What to produce — Copy every line from the one containing "What's the underlying" through the last line of the records below, both included, and nothing else.

### Supplied information

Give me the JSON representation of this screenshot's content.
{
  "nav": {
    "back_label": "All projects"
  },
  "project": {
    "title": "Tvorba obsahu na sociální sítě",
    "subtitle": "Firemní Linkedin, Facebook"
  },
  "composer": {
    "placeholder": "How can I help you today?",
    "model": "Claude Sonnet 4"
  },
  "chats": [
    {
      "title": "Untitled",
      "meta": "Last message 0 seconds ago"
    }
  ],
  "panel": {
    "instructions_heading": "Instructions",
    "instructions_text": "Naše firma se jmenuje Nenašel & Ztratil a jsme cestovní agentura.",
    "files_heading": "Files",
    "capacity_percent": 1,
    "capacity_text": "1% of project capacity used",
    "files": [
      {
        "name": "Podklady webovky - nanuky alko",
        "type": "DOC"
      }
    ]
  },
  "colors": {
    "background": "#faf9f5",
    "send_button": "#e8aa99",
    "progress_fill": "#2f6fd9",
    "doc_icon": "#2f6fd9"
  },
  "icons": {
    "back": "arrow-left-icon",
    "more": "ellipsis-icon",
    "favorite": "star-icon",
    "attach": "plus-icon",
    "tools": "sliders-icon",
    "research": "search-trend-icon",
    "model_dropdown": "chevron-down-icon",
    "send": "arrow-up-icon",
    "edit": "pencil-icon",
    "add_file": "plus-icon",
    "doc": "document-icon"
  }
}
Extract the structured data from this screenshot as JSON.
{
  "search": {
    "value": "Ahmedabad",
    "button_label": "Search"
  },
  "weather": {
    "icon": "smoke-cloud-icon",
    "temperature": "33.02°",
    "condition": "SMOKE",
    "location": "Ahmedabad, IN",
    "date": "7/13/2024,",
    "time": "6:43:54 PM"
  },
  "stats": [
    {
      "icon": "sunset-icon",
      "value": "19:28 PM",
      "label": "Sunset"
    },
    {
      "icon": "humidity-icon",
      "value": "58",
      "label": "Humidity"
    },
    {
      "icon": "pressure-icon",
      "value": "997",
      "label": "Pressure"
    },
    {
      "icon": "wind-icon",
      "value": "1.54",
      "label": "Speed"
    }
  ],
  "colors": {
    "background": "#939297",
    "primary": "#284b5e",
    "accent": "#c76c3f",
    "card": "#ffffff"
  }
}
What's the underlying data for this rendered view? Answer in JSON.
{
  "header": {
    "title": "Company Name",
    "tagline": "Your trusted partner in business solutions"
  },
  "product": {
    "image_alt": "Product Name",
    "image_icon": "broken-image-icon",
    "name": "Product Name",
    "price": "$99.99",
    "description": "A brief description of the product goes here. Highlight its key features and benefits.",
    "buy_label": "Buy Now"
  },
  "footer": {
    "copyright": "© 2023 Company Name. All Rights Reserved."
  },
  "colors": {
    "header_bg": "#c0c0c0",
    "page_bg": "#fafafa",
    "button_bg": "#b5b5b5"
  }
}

######

Answer for the task —
What's the underlying data for this rendered view? Answer in JSON.
{
  "header": {
    "title": "Company Name",
    "tagline": "Your trusted partner in business solutions"
  },
  "product": {
    "image_alt": "Product Name",
    "image_icon": "broken-image-icon",
    "name": "Product Name",
    "price": "$99.99",
    "description": "A brief description of the product goes here. Highlight its key features and benefits.",
    "buy_label": "Buy Now"
  },
  "footer": {
    "copyright": "© 2023 Company Name. All Rights Reserved."
  },
  "colors": {
    "header_bg": "#c0c0c0",
    "page_bg": "#fafafa",
    "button_bg": "#b5b5b5"
  }
}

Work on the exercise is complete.